Stored items from a collection:

◇ ◇ ◇

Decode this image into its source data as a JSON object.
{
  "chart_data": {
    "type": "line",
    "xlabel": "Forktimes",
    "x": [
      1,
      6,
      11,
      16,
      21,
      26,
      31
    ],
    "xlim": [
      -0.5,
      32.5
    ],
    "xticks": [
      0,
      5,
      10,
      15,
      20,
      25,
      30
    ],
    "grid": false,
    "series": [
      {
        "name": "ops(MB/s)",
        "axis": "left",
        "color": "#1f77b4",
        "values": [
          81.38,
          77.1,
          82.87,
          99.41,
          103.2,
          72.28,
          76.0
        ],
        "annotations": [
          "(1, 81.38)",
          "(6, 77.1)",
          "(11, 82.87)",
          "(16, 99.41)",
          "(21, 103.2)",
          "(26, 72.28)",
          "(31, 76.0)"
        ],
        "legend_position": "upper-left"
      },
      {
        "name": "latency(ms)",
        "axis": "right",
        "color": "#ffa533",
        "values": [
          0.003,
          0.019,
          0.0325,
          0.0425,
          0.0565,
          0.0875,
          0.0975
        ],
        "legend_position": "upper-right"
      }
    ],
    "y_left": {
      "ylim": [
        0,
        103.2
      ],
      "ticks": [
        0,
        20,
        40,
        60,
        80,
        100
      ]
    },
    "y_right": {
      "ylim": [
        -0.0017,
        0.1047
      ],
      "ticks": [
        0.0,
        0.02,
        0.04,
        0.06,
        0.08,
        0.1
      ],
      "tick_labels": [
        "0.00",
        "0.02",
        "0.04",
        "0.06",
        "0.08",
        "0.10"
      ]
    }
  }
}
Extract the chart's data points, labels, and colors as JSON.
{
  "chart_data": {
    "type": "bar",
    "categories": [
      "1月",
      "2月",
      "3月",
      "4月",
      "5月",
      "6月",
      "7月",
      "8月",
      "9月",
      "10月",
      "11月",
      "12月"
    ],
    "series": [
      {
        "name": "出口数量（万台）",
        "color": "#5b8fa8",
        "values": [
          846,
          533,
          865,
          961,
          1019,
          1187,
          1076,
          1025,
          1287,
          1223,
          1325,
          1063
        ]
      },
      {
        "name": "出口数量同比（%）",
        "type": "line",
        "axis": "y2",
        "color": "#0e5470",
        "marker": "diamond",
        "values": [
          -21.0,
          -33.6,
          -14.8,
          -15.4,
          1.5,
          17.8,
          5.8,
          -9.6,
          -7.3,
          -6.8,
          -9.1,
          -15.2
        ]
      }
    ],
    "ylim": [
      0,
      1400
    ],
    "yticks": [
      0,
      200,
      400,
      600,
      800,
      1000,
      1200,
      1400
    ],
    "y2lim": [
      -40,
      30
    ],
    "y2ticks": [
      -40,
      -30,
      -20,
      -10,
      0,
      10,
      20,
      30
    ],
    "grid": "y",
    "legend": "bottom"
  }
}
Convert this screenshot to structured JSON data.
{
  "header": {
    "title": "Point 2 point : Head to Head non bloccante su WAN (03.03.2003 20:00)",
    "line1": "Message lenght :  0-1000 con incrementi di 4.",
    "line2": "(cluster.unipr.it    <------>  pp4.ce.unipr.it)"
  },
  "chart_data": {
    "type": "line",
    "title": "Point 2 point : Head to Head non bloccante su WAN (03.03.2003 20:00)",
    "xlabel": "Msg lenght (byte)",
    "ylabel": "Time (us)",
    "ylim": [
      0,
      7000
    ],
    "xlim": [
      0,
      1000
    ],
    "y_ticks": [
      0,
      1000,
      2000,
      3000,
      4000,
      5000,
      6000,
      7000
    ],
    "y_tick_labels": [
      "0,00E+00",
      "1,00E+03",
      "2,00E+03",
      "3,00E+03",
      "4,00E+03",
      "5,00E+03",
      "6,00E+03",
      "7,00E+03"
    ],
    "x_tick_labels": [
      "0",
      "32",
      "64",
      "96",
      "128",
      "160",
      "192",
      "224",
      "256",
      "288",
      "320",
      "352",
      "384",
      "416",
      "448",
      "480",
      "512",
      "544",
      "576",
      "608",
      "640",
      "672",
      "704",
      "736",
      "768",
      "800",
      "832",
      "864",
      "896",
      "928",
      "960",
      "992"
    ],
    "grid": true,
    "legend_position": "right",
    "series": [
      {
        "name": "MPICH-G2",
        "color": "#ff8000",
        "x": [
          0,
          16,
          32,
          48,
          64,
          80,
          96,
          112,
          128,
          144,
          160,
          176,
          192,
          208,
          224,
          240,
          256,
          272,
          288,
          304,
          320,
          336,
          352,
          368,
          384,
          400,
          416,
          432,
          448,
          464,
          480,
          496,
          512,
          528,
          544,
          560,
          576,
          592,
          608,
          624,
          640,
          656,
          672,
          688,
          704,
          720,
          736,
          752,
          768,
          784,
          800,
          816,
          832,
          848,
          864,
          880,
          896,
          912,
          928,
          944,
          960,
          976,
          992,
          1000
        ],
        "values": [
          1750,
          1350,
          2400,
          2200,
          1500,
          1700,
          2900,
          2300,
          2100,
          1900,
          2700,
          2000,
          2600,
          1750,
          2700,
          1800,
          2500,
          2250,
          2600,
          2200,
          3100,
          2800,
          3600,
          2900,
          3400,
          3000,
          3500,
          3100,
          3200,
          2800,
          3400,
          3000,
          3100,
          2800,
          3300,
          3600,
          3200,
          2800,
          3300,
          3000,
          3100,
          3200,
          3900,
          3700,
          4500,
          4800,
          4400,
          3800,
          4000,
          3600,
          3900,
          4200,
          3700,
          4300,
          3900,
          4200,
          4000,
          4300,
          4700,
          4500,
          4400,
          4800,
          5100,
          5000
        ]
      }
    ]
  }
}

◇ ◇ ◇

▶ [OBJECTIVE] Exactly reproduce all of the entries.

▶ [THE ANSWER]
Decode this image into its source data as a JSON object.
{
  "chart_data": {
    "type": "line",
    "xlabel": "Forktimes",
    "x": [
      1,
      6,
      11,
      16,
      21,
      26,
      31
    ],
    "xlim": [
      -0.5,
      32.5
    ],
    "xticks": [
      0,
      5,
      10,
      15,
      20,
      25,
      30
    ],
    "grid": false,
    "series": [
      {
        "name": "ops(MB/s)",
        "axis": "left",
        "color": "#1f77b4",
        "values": [
          81.38,
          77.1,
          82.87,
          99.41,
          103.2,
          72.28,
          76.0
        ],
        "annotations": [
          "(1, 81.38)",
          "(6, 77.1)",
          "(11, 82.87)",
          "(16, 99.41)",
          "(21, 103.2)",
          "(26, 72.28)",
          "(31, 76.0)"
        ],
        "legend_position": "upper-left"
      },
      {
        "name": "latency(ms)",
        "axis": "right",
        "color": "#ffa533",
        "values": [
          0.003,
          0.019,
          0.0325,
          0.0425,
          0.0565,
          0.0875,
          0.0975
        ],
        "legend_position": "upper-right"
      }
    ],
    "y_left": {
      "ylim": [
        0,
        103.2
      ],
      "ticks": [
        0,
        20,
        40,
        60,
        80,
        100
      ]
    },
    "y_right": {
      "ylim": [
        -0.0017,
        0.1047
      ],
      "ticks": [
        0.0,
        0.02,
        0.04,
        0.06,
        0.08,
        0.1
      ],
      "tick_labels": [
        "0.00",
        "0.02",
        "0.04",
        "0.06",
        "0.08",
        "0.10"
      ]
    }
  }
}
Extract the chart's data points, labels, and colors as JSON.
{
  "chart_data": {
    "type": "bar",
    "categories": [
      "1月",
      "2月",
      "3月",
      "4月",
      "5月",
      "6月",
      "7月",
      "8月",
      "9月",
      "10月",
      "11月",
      "12月"
    ],
    "series": [
      {
        "name": "出口数量（万台）",
        "color": "#5b8fa8",
        "values": [
          846,
          533,
          865,
          961,
          1019,
          1187,
          1076,
          1025,
          1287,
          1223,
          1325,
          1063
        ]
      },
      {
        "name": "出口数量同比（%）",
        "type": "line",
        "axis": "y2",
        "color": "#0e5470",
        "marker": "diamond",
        "values": [
          -21.0,
          -33.6,
          -14.8,
          -15.4,
          1.5,
          17.8,
          5.8,
          -9.6,
          -7.3,
          -6.8,
          -9.1,
          -15.2
        ]
      }
    ],
    "ylim": [
      0,
      1400
    ],
    "yticks": [
      0,
      200,
      400,
      600,
      800,
      1000,
      1200,
      1400
    ],
    "y2lim": [
      -40,
      30
    ],
    "y2ticks": [
      -40,
      -30,
      -20,
      -10,
      0,
      10,
      20,
      30
    ],
    "grid": "y",
    "legend": "bottom"
  }
}
Convert this screenshot to structured JSON data.
{
  "header": {
    "title": "Point 2 point : Head to Head non bloccante su WAN (03.03.2003 20:00)",
    "line1": "Message lenght :  0-1000 con incrementi di 4.",
    "line2": "(cluster.unipr.it    <------>  pp4.ce.unipr.it)"
  },
  "chart_data": {
    "type": "line",
    "title": "Point 2 point : Head to Head non bloccante su WAN (03.03.2003 20:00)",
    "xlabel": "Msg lenght (byte)",
    "ylabel": "Time (us)",
    "ylim": [
      0,
      7000
    ],
    "xlim": [
      0,
      1000
    ],
    "y_ticks": [
      0,
      1000,
      2000,
      3000,
      4000,
      5000,
      6000,
      7000
    ],
    "y_tick_labels": [
      "0,00E+00",
      "1,00E+03",
      "2,00E+03",
      "3,00E+03",
      "4,00E+03",
      "5,00E+03",
      "6,00E+03",
      "7,00E+03"
    ],
    "x_tick_labels": [
      "0",
      "32",
      "64",
      "96",
      "128",
      "160",
      "192",
      "224",
      "256",
      "288",
      "320",
      "352",
      "384",
      "416",
      "448",
      "480",
      "512",
      "544",
      "576",
      "608",
      "640",
      "672",
      "704",
      "736",
      "768",
      "800",
      "832",
      "864",
      "896",
      "928",
      "960",
      "992"
    ],
    "grid": true,
    "legend_position": "right",
    "series": [
      {
        "name": "MPICH-G2",
        "color": "#ff8000",
        "x": [
          0,
          16,
          32,
          48,
          64,
          80,
          96,
          112,
          128,
          144,
          160,
          176,
          192,
          208,
          224,
          240,
          256,
          272,
          288,
          304,
          320,
          336,
          352,
          368,
          384,
          400,
          416,
          432,
          448,
          464,
          480,
          496,
          512,
          528,
          544,
          560,
          576,
          592,
          608,
          624,
          640,
          656,
          672,
          688,
          704,
          720,
          736,
          752,
          768,
          784,
          800,
          816,
          832,
          848,
          864,
          880,
          896,
          912,
          928,
          944,
          960,
          976,
          992,
          1000
        ],
        "values": [
          1750,
          1350,
          2400,
          2200,
          1500,
          1700,
          2900,
          2300,
          2100,
          1900,
          2700,
          2000,
          2600,
          1750,
          2700,
          1800,
          2500,
          2250,
          2600,
          2200,
          3100,
          2800,
          3600,
          2900,
          3400,
          3000,
          3500,
          3100,
          3200,
          2800,
          3400,
          3000,
          3100,
          2800,
          3300,
          3600,
          3200,
          2800,
          3300,
          3000,
          3100,
          3200,
          3900,
          3700,
          4500,
          4800,
          4400,
          3800,
          4000,
          3600,
          3900,
          4200,
          3700,
          4300,
          3900,
          4200,
          4000,
          4300,
          4700,
          4500,
          4400,
          4800,
          5100,
          5000
        ]
      }
    ]
  }
}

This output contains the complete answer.